**Work required:** Below are some entries. Output each one exactly as it appears.

□ □ □ □ □

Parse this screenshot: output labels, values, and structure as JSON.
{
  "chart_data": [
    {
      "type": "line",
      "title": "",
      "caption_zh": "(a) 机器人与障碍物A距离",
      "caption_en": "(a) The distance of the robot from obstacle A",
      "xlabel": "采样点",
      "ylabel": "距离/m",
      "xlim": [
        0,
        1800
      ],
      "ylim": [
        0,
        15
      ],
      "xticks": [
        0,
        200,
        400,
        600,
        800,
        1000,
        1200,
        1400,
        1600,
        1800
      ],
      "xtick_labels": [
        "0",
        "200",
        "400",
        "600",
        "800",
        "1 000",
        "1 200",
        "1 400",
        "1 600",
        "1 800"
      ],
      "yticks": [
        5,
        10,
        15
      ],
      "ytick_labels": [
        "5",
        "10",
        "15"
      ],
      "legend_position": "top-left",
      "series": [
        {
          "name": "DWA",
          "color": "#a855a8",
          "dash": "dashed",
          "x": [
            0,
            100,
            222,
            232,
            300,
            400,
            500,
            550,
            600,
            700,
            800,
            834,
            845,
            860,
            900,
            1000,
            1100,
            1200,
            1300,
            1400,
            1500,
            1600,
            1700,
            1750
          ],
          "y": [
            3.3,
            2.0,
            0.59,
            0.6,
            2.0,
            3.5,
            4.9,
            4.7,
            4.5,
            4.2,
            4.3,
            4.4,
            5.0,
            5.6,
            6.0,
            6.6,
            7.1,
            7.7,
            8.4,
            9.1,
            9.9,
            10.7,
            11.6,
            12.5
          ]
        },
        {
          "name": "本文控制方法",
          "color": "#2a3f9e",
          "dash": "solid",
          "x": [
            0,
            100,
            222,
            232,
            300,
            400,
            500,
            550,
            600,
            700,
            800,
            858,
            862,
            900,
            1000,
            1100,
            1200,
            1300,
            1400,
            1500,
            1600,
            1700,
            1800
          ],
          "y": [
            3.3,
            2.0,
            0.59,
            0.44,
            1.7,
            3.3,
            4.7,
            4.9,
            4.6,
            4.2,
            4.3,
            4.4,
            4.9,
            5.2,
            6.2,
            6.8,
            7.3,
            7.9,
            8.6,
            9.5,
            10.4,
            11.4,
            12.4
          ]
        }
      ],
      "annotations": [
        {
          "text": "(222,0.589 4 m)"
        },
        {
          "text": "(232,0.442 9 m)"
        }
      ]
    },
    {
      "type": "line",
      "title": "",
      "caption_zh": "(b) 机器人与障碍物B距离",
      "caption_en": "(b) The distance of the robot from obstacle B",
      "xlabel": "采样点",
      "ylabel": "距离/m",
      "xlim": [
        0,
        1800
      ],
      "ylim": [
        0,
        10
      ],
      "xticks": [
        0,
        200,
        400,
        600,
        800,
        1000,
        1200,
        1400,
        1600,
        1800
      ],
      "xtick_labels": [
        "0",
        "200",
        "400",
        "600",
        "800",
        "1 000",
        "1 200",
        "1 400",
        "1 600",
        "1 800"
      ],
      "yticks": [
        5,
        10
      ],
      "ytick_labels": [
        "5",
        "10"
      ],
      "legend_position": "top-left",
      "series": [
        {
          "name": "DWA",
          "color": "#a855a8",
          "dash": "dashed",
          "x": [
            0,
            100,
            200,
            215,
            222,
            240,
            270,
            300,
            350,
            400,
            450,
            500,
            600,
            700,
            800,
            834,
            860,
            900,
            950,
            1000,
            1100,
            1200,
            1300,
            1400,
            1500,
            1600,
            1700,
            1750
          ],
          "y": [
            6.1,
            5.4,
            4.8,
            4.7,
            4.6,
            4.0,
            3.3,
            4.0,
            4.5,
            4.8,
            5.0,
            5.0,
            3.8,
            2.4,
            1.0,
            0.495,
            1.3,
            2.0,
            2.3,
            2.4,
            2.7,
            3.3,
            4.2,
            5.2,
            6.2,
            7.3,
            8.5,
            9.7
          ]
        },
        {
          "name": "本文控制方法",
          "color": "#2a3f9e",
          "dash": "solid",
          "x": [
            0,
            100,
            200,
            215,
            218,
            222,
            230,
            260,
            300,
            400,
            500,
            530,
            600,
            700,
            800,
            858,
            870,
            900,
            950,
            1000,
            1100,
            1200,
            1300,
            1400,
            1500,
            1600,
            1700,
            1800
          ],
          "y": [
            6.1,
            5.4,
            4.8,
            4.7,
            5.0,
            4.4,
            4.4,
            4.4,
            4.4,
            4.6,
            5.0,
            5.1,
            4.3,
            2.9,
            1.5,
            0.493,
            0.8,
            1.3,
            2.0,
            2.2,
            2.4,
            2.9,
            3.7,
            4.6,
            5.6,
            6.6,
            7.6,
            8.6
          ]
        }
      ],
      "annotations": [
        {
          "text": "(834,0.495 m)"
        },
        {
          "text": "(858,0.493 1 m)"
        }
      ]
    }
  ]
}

□ □ □ □ □

**Worked answer:**
Parse this screenshot: output labels, values, and structure as JSON.
{
  "chart_data": [
    {
      "type": "line",
      "title": "",
      "caption_zh": "(a) 机器人与障碍物A距离",
      "caption_en": "(a) The distance of the robot from obstacle A",
      "xlabel": "采样点",
      "ylabel": "距离/m",
      "xlim": [
        0,
        1800
      ],
      "ylim": [
        0,
        15
      ],
      "xticks": [
        0,
        200,
        400,
        600,
        800,
        1000,
        1200,
        1400,
        1600,
        1800
      ],
      "xtick_labels": [
        "0",
        "200",
        "400",
        "600",
        "800",
        "1 000",
        "1 200",
        "1 400",
        "1 600",
        "1 800"
      ],
      "yticks": [
        5,
        10,
        15
      ],
      "ytick_labels": [
        "5",
        "10",
        "15"
      ],
      "legend_position": "top-left",
      "series": [
        {
          "name": "DWA",
          "color": "#a855a8",
          "dash": "dashed",
          "x": [
            0,
            100,
            222,
            232,
            300,
            400,
            500,
            550,
            600,
            700,
            800,
            834,
            845,
            860,
            900,
            1000,
            1100,
            1200,
            1300,
            1400,
            1500,
            1600,
            1700,
            1750
          ],
          "y": [
            3.3,
            2.0,
            0.59,
            0.6,
            2.0,
            3.5,
            4.9,
            4.7,
            4.5,
            4.2,
            4.3,
            4.4,
            5.0,
            5.6,
            6.0,
            6.6,
            7.1,
            7.7,
            8.4,
            9.1,
            9.9,
            10.7,
            11.6,
            12.5
          ]
        },
        {
          "name": "本文控制方法",
          "color": "#2a3f9e",
          "dash": "solid",
          "x": [
            0,
            100,
            222,
            232,
            300,
            400,
            500,
            550,
            600,
            700,
            800,
            858,
            862,
            900,
            1000,
            1100,
            1200,
            1300,
            1400,
            1500,
            1600,
            1700,
            1800
          ],
          "y": [
            3.3,
            2.0,
            0.59,
            0.44,
            1.7,
            3.3,
            4.7,
            4.9,
            4.6,
            4.2,
            4.3,
            4.4,
            4.9,
            5.2,
            6.2,
            6.8,
            7.3,
            7.9,
            8.6,
            9.5,
            10.4,
            11.4,
            12.4
          ]
        }
      ],
      "annotations": [
        {
          "text": "(222,0.589 4 m)"
        },
        {
          "text": "(232,0.442 9 m)"
        }
      ]
    },
    {
      "type": "line",
      "title": "",
      "caption_zh": "(b) 机器人与障碍物B距离",
      "caption_en": "(b) The distance of the robot from obstacle B",
      "xlabel": "采样点",
      "ylabel": "距离/m",
      "xlim": [
        0,
        1800
      ],
      "ylim": [
        0,
        10
      ],
      "xticks": [
        0,
        200,
        400,
        600,
        800,
        1000,
        1200,
        1400,
        1600,
        1800
      ],
      "xtick_labels": [
        "0",
        "200",
        "400",
        "600",
        "800",
        "1 000",
        "1 200",
        "1 400",
        "1 600",
        "1 800"
      ],
      "yticks": [
        5,
        10
      ],
      "ytick_labels": [
        "5",
        "10"
      ],
      "legend_position": "top-left",
      "series": [
        {
          "name": "DWA",
          "color": "#a855a8",
          "dash": "dashed",
          "x": [
            0,
            100,
            200,
            215,
            222,
            240,
            270,
            300,
            350,
            400,
            450,
            500,
            600,
            700,
            800,
            834,
            860,
            900,
            950,
            1000,
            1100,
            1200,
            1300,
            1400,
            1500,
            1600,
            1700,
            1750
          ],
          "y": [
            6.1,
            5.4,
            4.8,
            4.7,
            4.6,
            4.0,
            3.3,
            4.0,
            4.5,
            4.8,
            5.0,
            5.0,
            3.8,
            2.4,
            1.0,
            0.495,
            1.3,
            2.0,
            2.3,
            2.4,
            2.7,
            3.3,
            4.2,
            5.2,
            6.2,
            7.3,
            8.5,
            9.7
          ]
        },
        {
          "name": "本文控制方法",
          "color": "#2a3f9e",
          "dash": "solid",
          "x": [
            0,
            100,
            200,
            215,
            218,
            222,
            230,
            260,
            300,
            400,
            500,
            530,
            600,
            700,
            800,
            858,
            870,
            900,
            950,
            1000,
            1100,
            1200,
            1300,
            1400,
            1500,
            1600,
            1700,
            1800
          ],
          "y": [
            6.1,
            5.4,
            4.8,
            4.7,
            5.0,
            4.4,
            4.4,
            4.4,
            4.4,
            4.6,
            5.0,
            5.1,
            4.3,
            2.9,
            1.5,
            0.493,
            0.8,
            1.3,
            2.0,
            2.2,
            2.4,
            2.9,
            3.7,
            4.6,
            5.6,
            6.6,
            7.6,
            8.6
          ]
        }
      ],
      "annotations": [
        {
          "text": "(834,0.495 m)"
        },
        {
          "text": "(858,0.493 1 m)"
        }
      ]
    }
  ]
}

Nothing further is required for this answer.